(Stored data)
'''

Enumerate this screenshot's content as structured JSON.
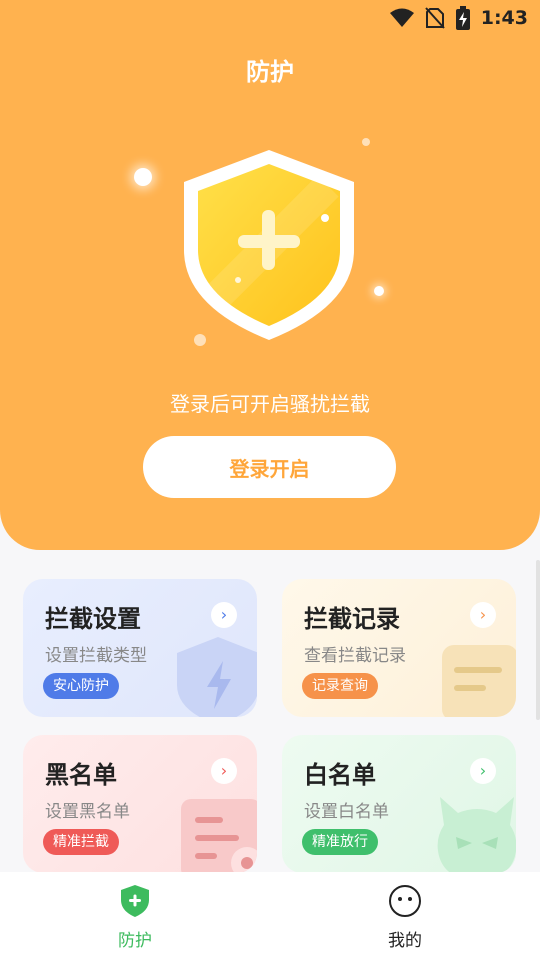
{
  "status_bar": {
    "time": "1:43",
    "icons": [
      "wifi-icon",
      "no-sim-icon",
      "battery-charging-icon"
    ]
  },
  "header": {
    "title": "防护",
    "hint": "登录后可开启骚扰拦截",
    "login_button": "登录开启"
  },
  "cards": [
    {
      "title": "拦截设置",
      "subtitle": "设置拦截类型",
      "tag": "安心防护",
      "tag_color": "#4f7be8",
      "icon": "lightning-shield-icon"
    },
    {
      "title": "拦截记录",
      "subtitle": "查看拦截记录",
      "tag": "记录查询",
      "tag_color": "#f6924a",
      "icon": "document-icon"
    },
    {
      "title": "黑名单",
      "subtitle": "设置黑名单",
      "tag": "精准拦截",
      "tag_color": "#ef5a57",
      "icon": "list-user-icon"
    },
    {
      "title": "白名单",
      "subtitle": "设置白名单",
      "tag": "精准放行",
      "tag_color": "#3fbf6c",
      "icon": "devil-face-icon"
    }
  ],
  "bottom_nav": {
    "items": [
      {
        "label": "防护",
        "icon": "shield-plus-icon",
        "active": true
      },
      {
        "label": "我的",
        "icon": "face-icon",
        "active": false
      }
    ],
    "active_color": "#3dbb5e"
  },
  "colors": {
    "accent": "#ffb24f",
    "button_text": "#ffa63a"
  }
}
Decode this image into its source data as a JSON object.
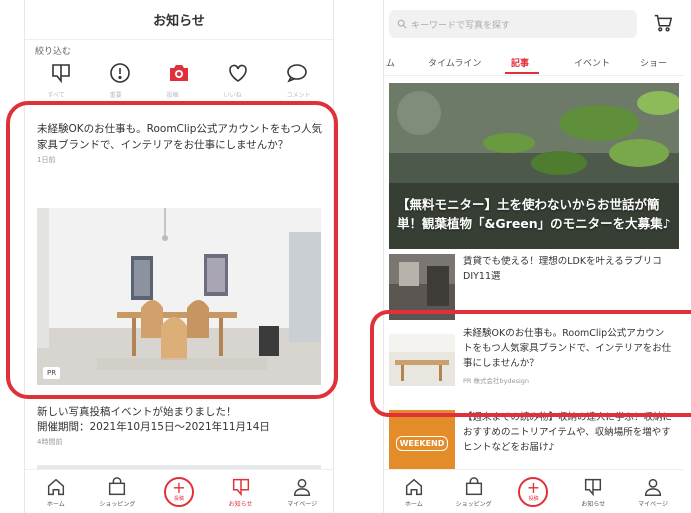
{
  "left": {
    "header_title": "お知らせ",
    "filter_label": "絞り込む",
    "categories": [
      {
        "icon": "comment-icon",
        "label": "すべて"
      },
      {
        "icon": "alert-icon",
        "label": "重要"
      },
      {
        "icon": "camera-icon",
        "label": "投稿"
      },
      {
        "icon": "heart-icon",
        "label": "いいね"
      },
      {
        "icon": "chat-icon",
        "label": "コメント"
      }
    ],
    "card1": {
      "text": "未経験OKのお仕事も。RoomClip公式アカウントをもつ人気家具ブランドで、インテリアをお仕事にしませんか？",
      "time": "1日前",
      "tag": "PR"
    },
    "card2": {
      "title": "新しい写真投稿イベントが始まりました！",
      "period": "開催期間：2021年10月15日〜2021年11月14日",
      "time": "4時間前"
    },
    "nav": [
      {
        "icon": "home-icon",
        "label": "ホーム"
      },
      {
        "icon": "shopping-bag-icon",
        "label": "ショッピング"
      },
      {
        "icon": "post-icon",
        "label": "投稿"
      },
      {
        "icon": "notification-icon",
        "label": "お知らせ"
      },
      {
        "icon": "user-icon",
        "label": "マイページ"
      }
    ]
  },
  "right": {
    "search_placeholder": "キーワードで写真を探す",
    "tabs": [
      "ム",
      "タイムライン",
      "記事",
      "イベント",
      "ショー"
    ],
    "active_tab": "記事",
    "hero_title": "【無料モニター】土を使わないからお世話が簡単！観葉植物「&Green」のモニターを大募集♪",
    "articles": [
      {
        "title": "賃貸でも使える！理想のLDKを叶えるラブリコDIY11選",
        "source": ""
      },
      {
        "title": "未経験OKのお仕事も。RoomClip公式アカウントをもつ人気家具ブランドで、インテリアをお仕事にしませんか？",
        "source": "PR 株式会社bydesign"
      },
      {
        "title": "【週末までの読み物】収納の達人に学ぶ！収納におすすめのニトリアイテムや、収納場所を増やすヒントなどをお届け♪",
        "source": "",
        "thumb_text": "WEEKEND"
      }
    ],
    "nav": [
      {
        "icon": "home-icon",
        "label": "ホーム"
      },
      {
        "icon": "shopping-bag-icon",
        "label": "ショッピング"
      },
      {
        "icon": "post-icon",
        "label": "投稿"
      },
      {
        "icon": "notification-icon",
        "label": "お知らせ"
      },
      {
        "icon": "user-icon",
        "label": "マイページ"
      }
    ]
  },
  "colors": {
    "accent": "#e0303a",
    "highlight_frame": "#e0303a"
  }
}
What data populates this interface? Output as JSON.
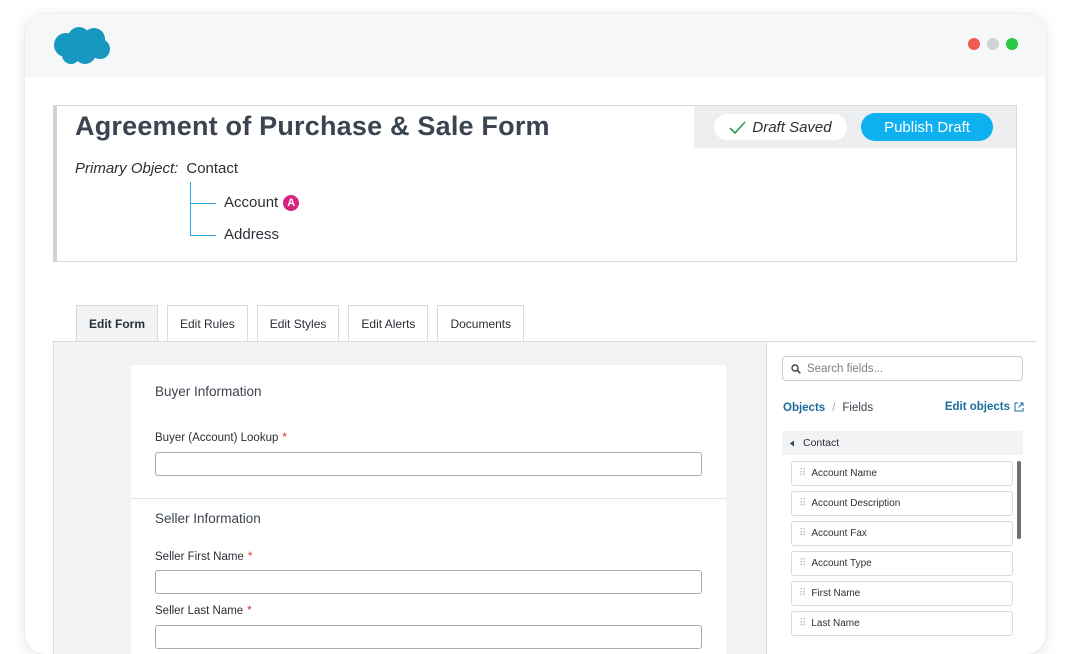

'''

Task instructions
Copy out the listing exactly as it stands, but not the pictures.

Problem solution
Enumerate this screenshot's content as structured JSON.
{
  "status_bar": {
    "time": "1:43",
    "icons": [
      "wifi-icon",
      "no-sim-icon",
      "battery-charging-icon"
    ]
  },
  "header": {
    "title": "防护",
    "hint": "登录后可开启骚扰拦截",
    "login_button": "登录开启"
  },
  "cards": [
    {
      "title": "拦截设置",
      "subtitle": "设置拦截类型",
      "tag": "安心防护",
      "tag_color": "#4f7be8",
      "icon": "lightning-shield-icon"
    },
    {
      "title": "拦截记录",
      "subtitle": "查看拦截记录",
      "tag": "记录查询",
      "tag_color": "#f6924a",
      "icon": "document-icon"
    },
    {
      "title": "黑名单",
      "subtitle": "设置黑名单",
      "tag": "精准拦截",
      "tag_color": "#ef5a57",
      "icon": "list-user-icon"
    },
    {
      "title": "白名单",
      "subtitle": "设置白名单",
      "tag": "精准放行",
      "tag_color": "#3fbf6c",
      "icon": "devil-face-icon"
    }
  ],
  "bottom_nav": {
    "items": [
      {
        "label": "防护",
        "icon": "shield-plus-icon",
        "active": true
      },
      {
        "label": "我的",
        "icon": "face-icon",
        "active": false
      }
    ],
    "active_color": "#3dbb5e"
  },
  "colors": {
    "accent": "#ffb24f",
    "button_text": "#ffa63a"
  }
}
Decode this image into its source data as a JSON object.
{
  "left": {
    "header_title": "お知らせ",
    "filter_label": "絞り込む",
    "categories": [
      {
        "icon": "comment-icon",
        "label": "すべて"
      },
      {
        "icon": "alert-icon",
        "label": "重要"
      },
      {
        "icon": "camera-icon",
        "label": "投稿"
      },
      {
        "icon": "heart-icon",
        "label": "いいね"
      },
      {
        "icon": "chat-icon",
        "label": "コメント"
      }
    ],
    "card1": {
      "text": "未経験OKのお仕事も。RoomClip公式アカウントをもつ人気家具ブランドで、インテリアをお仕事にしませんか？",
      "time": "1日前",
      "tag": "PR"
    },
    "card2": {
      "title": "新しい写真投稿イベントが始まりました！",
      "period": "開催期間：2021年10月15日〜2021年11月14日",
      "time": "4時間前"
    },
    "nav": [
      {
        "icon": "home-icon",
        "label": "ホーム"
      },
      {
        "icon": "shopping-bag-icon",
        "label": "ショッピング"
      },
      {
        "icon": "post-icon",
        "label": "投稿"
      },
      {
        "icon": "notification-icon",
        "label": "お知らせ"
      },
      {
        "icon": "user-icon",
        "label": "マイページ"
      }
    ]
  },
  "right": {
    "search_placeholder": "キーワードで写真を探す",
    "tabs": [
      "ム",
      "タイムライン",
      "記事",
      "イベント",
      "ショー"
    ],
    "active_tab": "記事",
    "hero_title": "【無料モニター】土を使わないからお世話が簡単！観葉植物「&Green」のモニターを大募集♪",
    "articles": [
      {
        "title": "賃貸でも使える！理想のLDKを叶えるラブリコDIY11選",
        "source": ""
      },
      {
        "title": "未経験OKのお仕事も。RoomClip公式アカウントをもつ人気家具ブランドで、インテリアをお仕事にしませんか？",
        "source": "PR 株式会社bydesign"
      },
      {
        "title": "【週末までの読み物】収納の達人に学ぶ！収納におすすめのニトリアイテムや、収納場所を増やすヒントなどをお届け♪",
        "source": "",
        "thumb_text": "WEEKEND"
      }
    ],
    "nav": [
      {
        "icon": "home-icon",
        "label": "ホーム"
      },
      {
        "icon": "shopping-bag-icon",
        "label": "ショッピング"
      },
      {
        "icon": "post-icon",
        "label": "投稿"
      },
      {
        "icon": "notification-icon",
        "label": "お知らせ"
      },
      {
        "icon": "user-icon",
        "label": "マイページ"
      }
    ]
  },
  "colors": {
    "accent": "#e0303a",
    "highlight_frame": "#e0303a"
  }
}
What data populates this interface? Output as JSON.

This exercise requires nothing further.